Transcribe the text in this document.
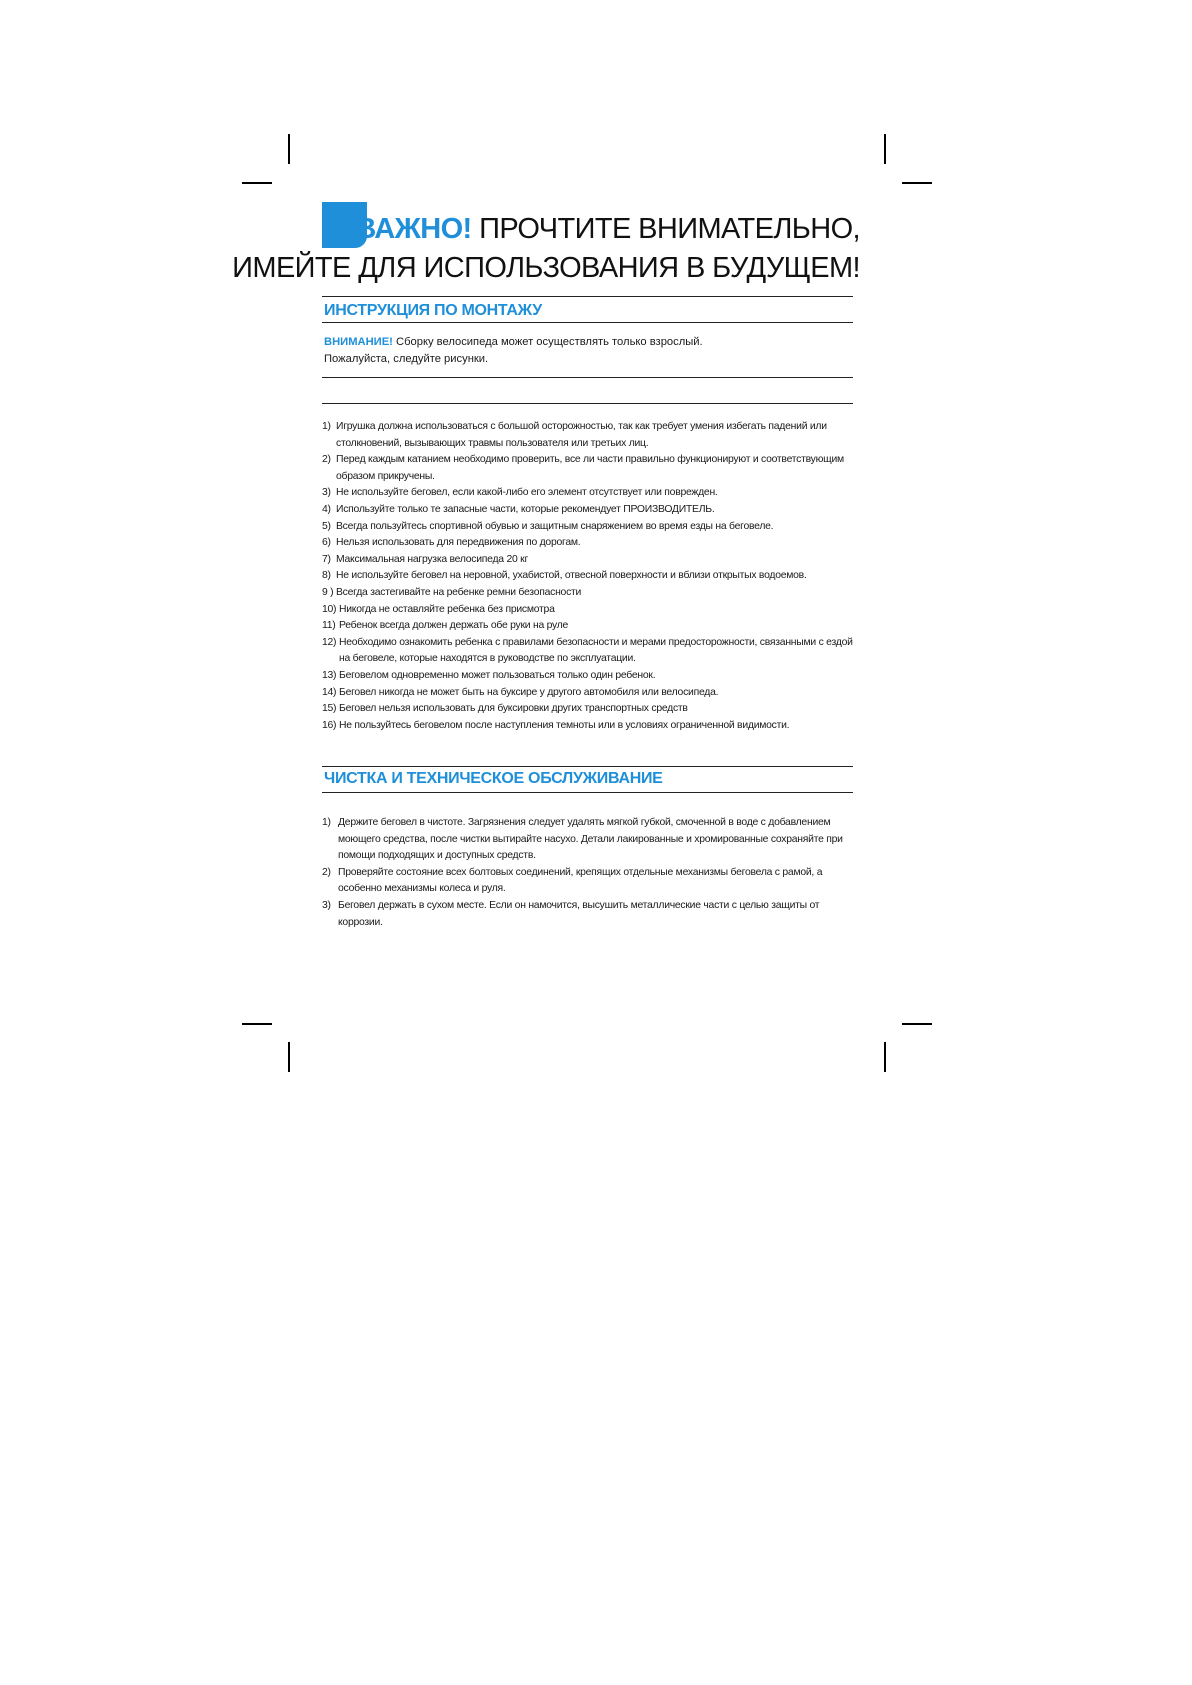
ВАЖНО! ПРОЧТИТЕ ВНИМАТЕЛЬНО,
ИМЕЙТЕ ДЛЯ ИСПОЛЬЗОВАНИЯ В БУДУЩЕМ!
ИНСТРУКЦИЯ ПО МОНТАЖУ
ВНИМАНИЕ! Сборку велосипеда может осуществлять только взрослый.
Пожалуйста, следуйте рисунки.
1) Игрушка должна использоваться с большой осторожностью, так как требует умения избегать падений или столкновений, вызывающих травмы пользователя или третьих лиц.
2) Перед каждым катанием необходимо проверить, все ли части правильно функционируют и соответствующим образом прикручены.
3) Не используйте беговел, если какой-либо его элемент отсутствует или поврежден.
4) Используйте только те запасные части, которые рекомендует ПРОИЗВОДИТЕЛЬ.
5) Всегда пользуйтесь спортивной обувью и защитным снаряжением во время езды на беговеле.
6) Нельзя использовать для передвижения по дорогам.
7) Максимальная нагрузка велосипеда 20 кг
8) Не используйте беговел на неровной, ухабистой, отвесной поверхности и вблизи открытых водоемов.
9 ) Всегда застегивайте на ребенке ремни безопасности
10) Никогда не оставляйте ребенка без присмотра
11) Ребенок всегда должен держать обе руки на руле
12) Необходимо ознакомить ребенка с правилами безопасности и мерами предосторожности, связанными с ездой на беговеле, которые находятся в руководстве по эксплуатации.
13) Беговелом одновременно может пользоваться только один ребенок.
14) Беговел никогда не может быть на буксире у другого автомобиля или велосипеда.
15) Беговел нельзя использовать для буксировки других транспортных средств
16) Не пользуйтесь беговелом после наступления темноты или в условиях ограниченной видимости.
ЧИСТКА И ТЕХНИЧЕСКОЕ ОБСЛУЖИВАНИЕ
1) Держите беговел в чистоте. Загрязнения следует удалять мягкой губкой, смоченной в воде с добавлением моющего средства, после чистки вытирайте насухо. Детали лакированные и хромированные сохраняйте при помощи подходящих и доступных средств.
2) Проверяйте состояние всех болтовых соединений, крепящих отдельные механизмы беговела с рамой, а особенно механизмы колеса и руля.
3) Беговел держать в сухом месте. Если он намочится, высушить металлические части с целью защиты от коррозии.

※ ※ ※

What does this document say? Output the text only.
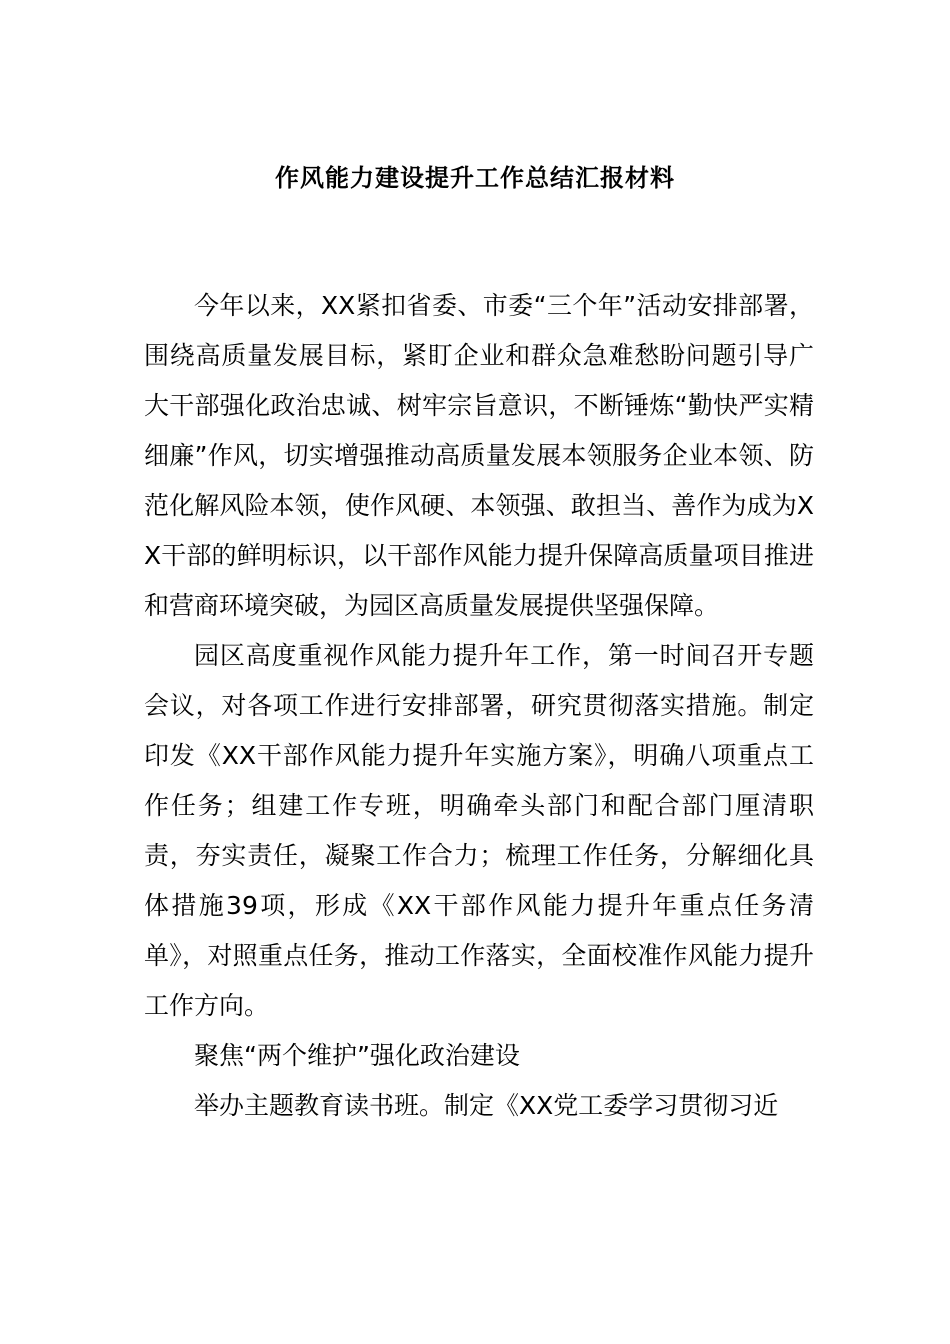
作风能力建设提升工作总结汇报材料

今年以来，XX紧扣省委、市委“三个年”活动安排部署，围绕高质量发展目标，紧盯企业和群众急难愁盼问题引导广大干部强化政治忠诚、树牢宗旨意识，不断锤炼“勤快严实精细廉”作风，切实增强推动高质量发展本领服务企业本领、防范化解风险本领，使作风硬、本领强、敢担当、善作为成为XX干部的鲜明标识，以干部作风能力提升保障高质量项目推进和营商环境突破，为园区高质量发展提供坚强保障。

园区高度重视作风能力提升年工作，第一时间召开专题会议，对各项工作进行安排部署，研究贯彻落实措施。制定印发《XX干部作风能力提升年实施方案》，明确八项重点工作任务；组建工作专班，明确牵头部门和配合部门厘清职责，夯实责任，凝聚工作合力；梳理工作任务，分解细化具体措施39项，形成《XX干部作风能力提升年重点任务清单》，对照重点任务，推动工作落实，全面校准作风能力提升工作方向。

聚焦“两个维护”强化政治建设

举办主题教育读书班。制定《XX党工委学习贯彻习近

※ ※ ※

**Problem to solve:**
Scan the material above. Return every line containing the string "только".

**Output:**
ВНИМАНИЕ! Сборку велосипеда может осуществлять только взрослый.
4) Используйте только те запасные части, которые рекомендует ПРОИЗВОДИТЕЛЬ.
13) Беговелом одновременно может пользоваться только один ребенок.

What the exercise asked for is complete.